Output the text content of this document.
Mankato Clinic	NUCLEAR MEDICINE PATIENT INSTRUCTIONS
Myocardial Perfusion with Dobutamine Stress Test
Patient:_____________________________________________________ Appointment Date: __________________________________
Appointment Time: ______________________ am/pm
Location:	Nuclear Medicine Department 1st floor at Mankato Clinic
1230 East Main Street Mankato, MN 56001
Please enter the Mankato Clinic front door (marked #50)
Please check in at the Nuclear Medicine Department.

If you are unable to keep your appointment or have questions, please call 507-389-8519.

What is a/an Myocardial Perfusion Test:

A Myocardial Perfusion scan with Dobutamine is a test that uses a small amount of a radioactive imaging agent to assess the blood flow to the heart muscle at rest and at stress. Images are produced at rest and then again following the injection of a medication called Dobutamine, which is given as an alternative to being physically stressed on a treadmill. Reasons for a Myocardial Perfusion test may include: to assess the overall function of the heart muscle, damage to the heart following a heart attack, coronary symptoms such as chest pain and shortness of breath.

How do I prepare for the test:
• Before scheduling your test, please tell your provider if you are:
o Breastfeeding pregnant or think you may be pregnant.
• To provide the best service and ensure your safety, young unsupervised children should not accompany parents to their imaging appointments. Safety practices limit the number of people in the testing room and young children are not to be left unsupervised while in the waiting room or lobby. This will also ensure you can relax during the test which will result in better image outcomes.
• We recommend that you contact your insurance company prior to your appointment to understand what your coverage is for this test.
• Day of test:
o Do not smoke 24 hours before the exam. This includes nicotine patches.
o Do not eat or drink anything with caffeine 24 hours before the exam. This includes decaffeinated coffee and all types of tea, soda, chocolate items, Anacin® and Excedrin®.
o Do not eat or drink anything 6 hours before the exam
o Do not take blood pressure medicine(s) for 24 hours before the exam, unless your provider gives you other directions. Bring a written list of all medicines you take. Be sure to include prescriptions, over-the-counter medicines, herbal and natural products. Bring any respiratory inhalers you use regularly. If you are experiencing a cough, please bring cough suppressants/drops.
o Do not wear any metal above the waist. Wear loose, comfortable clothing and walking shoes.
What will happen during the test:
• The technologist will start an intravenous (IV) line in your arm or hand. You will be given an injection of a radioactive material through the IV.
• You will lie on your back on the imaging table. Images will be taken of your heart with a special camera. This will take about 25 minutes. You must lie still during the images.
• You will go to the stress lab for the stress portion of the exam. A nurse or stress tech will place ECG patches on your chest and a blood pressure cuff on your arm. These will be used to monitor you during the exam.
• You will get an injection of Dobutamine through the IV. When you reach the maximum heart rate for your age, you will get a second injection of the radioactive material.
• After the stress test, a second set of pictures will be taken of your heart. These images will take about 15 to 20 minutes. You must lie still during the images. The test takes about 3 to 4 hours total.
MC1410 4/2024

(WRITTEN INSTRUCTION):
Provide an exact reproduction of all the entries shown above.

(RESPONSE TO THIS EXERCISE):
Output the text content of this document.
Mankato Clinic	NUCLEAR MEDICINE PATIENT INSTRUCTIONS
Myocardial Perfusion with Dobutamine Stress Test
Patient:_____________________________________________________ Appointment Date: __________________________________
Appointment Time: ______________________ am/pm
Location:	Nuclear Medicine Department 1st floor at Mankato Clinic
1230 East Main Street Mankato, MN 56001
Please enter the Mankato Clinic front door (marked #50)
Please check in at the Nuclear Medicine Department.

If you are unable to keep your appointment or have questions, please call 507-389-8519.

What is a/an Myocardial Perfusion Test:

A Myocardial Perfusion scan with Dobutamine is a test that uses a small amount of a radioactive imaging agent to assess the blood flow to the heart muscle at rest and at stress. Images are produced at rest and then again following the injection of a medication called Dobutamine, which is given as an alternative to being physically stressed on a treadmill. Reasons for a Myocardial Perfusion test may include: to assess the overall function of the heart muscle, damage to the heart following a heart attack, coronary symptoms such as chest pain and shortness of breath.

How do I prepare for the test:
• Before scheduling your test, please tell your provider if you are:
o Breastfeeding pregnant or think you may be pregnant.
• To provide the best service and ensure your safety, young unsupervised children should not accompany parents to their imaging appointments. Safety practices limit the number of people in the testing room and young children are not to be left unsupervised while in the waiting room or lobby. This will also ensure you can relax during the test which will result in better image outcomes.
• We recommend that you contact your insurance company prior to your appointment to understand what your coverage is for this test.
• Day of test:
o Do not smoke 24 hours before the exam. This includes nicotine patches.
o Do not eat or drink anything with caffeine 24 hours before the exam. This includes decaffeinated coffee and all types of tea, soda, chocolate items, Anacin® and Excedrin®.
o Do not eat or drink anything 6 hours before the exam
o Do not take blood pressure medicine(s) for 24 hours before the exam, unless your provider gives you other directions. Bring a written list of all medicines you take. Be sure to include prescriptions, over-the-counter medicines, herbal and natural products. Bring any respiratory inhalers you use regularly. If you are experiencing a cough, please bring cough suppressants/drops.
o Do not wear any metal above the waist. Wear loose, comfortable clothing and walking shoes.
What will happen during the test:
• The technologist will start an intravenous (IV) line in your arm or hand. You will be given an injection of a radioactive material through the IV.
• You will lie on your back on the imaging table. Images will be taken of your heart with a special camera. This will take about 25 minutes. You must lie still during the images.
• You will go to the stress lab for the stress portion of the exam. A nurse or stress tech will place ECG patches on your chest and a blood pressure cuff on your arm. These will be used to monitor you during the exam.
• You will get an injection of Dobutamine through the IV. When you reach the maximum heart rate for your age, you will get a second injection of the radioactive material.
• After the stress test, a second set of pictures will be taken of your heart. These images will take about 15 to 20 minutes. You must lie still during the images. The test takes about 3 to 4 hours total.
MC1410 4/2024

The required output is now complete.